- Figure collection entries
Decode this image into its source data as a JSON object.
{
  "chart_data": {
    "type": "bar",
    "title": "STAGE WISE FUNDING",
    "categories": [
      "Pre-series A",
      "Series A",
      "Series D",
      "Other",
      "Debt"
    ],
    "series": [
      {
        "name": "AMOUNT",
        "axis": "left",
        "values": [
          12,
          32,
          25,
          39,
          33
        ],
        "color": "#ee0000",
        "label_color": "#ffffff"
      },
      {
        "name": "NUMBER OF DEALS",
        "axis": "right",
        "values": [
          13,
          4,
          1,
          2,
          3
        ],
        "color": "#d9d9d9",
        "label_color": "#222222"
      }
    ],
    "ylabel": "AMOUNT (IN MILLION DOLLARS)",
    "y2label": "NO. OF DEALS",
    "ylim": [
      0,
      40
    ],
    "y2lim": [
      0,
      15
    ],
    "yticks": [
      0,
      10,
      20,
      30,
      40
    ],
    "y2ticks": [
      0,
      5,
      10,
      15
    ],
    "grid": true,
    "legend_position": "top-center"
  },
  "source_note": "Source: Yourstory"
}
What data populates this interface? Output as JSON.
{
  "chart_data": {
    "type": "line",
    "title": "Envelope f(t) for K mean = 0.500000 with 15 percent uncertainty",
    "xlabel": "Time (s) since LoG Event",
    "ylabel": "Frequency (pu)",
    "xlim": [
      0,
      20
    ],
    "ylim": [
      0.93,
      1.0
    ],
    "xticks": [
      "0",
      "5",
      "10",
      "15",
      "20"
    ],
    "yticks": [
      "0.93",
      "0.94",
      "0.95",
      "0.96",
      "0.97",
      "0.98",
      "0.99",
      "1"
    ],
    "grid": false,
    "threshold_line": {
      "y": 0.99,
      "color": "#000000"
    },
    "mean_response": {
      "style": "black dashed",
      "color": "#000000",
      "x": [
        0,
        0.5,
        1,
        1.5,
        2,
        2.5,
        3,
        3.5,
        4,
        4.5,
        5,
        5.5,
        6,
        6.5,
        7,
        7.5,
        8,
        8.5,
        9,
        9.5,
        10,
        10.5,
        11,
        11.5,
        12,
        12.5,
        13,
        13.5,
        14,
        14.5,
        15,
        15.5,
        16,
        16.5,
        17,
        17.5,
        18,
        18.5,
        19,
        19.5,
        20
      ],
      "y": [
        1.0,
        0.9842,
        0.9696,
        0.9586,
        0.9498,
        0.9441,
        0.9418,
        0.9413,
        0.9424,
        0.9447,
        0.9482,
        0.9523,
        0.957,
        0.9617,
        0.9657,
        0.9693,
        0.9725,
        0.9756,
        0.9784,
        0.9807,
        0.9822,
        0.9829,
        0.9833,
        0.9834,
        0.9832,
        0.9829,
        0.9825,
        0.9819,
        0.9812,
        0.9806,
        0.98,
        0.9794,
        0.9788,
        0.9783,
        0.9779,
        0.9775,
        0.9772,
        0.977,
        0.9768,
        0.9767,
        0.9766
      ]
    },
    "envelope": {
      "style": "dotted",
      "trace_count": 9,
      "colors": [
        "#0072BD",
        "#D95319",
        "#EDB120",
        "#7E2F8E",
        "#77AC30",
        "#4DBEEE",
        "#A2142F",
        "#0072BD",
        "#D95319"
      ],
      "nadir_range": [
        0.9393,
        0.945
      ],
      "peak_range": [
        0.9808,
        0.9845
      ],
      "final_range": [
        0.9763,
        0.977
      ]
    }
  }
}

- Aim
Output all records verbatim.

- Solution below
Decode this image into its source data as a JSON object.
{
  "chart_data": {
    "type": "bar",
    "title": "STAGE WISE FUNDING",
    "categories": [
      "Pre-series A",
      "Series A",
      "Series D",
      "Other",
      "Debt"
    ],
    "series": [
      {
        "name": "AMOUNT",
        "axis": "left",
        "values": [
          12,
          32,
          25,
          39,
          33
        ],
        "color": "#ee0000",
        "label_color": "#ffffff"
      },
      {
        "name": "NUMBER OF DEALS",
        "axis": "right",
        "values": [
          13,
          4,
          1,
          2,
          3
        ],
        "color": "#d9d9d9",
        "label_color": "#222222"
      }
    ],
    "ylabel": "AMOUNT (IN MILLION DOLLARS)",
    "y2label": "NO. OF DEALS",
    "ylim": [
      0,
      40
    ],
    "y2lim": [
      0,
      15
    ],
    "yticks": [
      0,
      10,
      20,
      30,
      40
    ],
    "y2ticks": [
      0,
      5,
      10,
      15
    ],
    "grid": true,
    "legend_position": "top-center"
  },
  "source_note": "Source: Yourstory"
}
What data populates this interface? Output as JSON.
{
  "chart_data": {
    "type": "line",
    "title": "Envelope f(t) for K mean = 0.500000 with 15 percent uncertainty",
    "xlabel": "Time (s) since LoG Event",
    "ylabel": "Frequency (pu)",
    "xlim": [
      0,
      20
    ],
    "ylim": [
      0.93,
      1.0
    ],
    "xticks": [
      "0",
      "5",
      "10",
      "15",
      "20"
    ],
    "yticks": [
      "0.93",
      "0.94",
      "0.95",
      "0.96",
      "0.97",
      "0.98",
      "0.99",
      "1"
    ],
    "grid": false,
    "threshold_line": {
      "y": 0.99,
      "color": "#000000"
    },
    "mean_response": {
      "style": "black dashed",
      "color": "#000000",
      "x": [
        0,
        0.5,
        1,
        1.5,
        2,
        2.5,
        3,
        3.5,
        4,
        4.5,
        5,
        5.5,
        6,
        6.5,
        7,
        7.5,
        8,
        8.5,
        9,
        9.5,
        10,
        10.5,
        11,
        11.5,
        12,
        12.5,
        13,
        13.5,
        14,
        14.5,
        15,
        15.5,
        16,
        16.5,
        17,
        17.5,
        18,
        18.5,
        19,
        19.5,
        20
      ],
      "y": [
        1.0,
        0.9842,
        0.9696,
        0.9586,
        0.9498,
        0.9441,
        0.9418,
        0.9413,
        0.9424,
        0.9447,
        0.9482,
        0.9523,
        0.957,
        0.9617,
        0.9657,
        0.9693,
        0.9725,
        0.9756,
        0.9784,
        0.9807,
        0.9822,
        0.9829,
        0.9833,
        0.9834,
        0.9832,
        0.9829,
        0.9825,
        0.9819,
        0.9812,
        0.9806,
        0.98,
        0.9794,
        0.9788,
        0.9783,
        0.9779,
        0.9775,
        0.9772,
        0.977,
        0.9768,
        0.9767,
        0.9766
      ]
    },
    "envelope": {
      "style": "dotted",
      "trace_count": 9,
      "colors": [
        "#0072BD",
        "#D95319",
        "#EDB120",
        "#7E2F8E",
        "#77AC30",
        "#4DBEEE",
        "#A2142F",
        "#0072BD",
        "#D95319"
      ],
      "nadir_range": [
        0.9393,
        0.945
      ],
      "peak_range": [
        0.9808,
        0.9845
      ],
      "final_range": [
        0.9763,
        0.977
      ]
    }
  }
}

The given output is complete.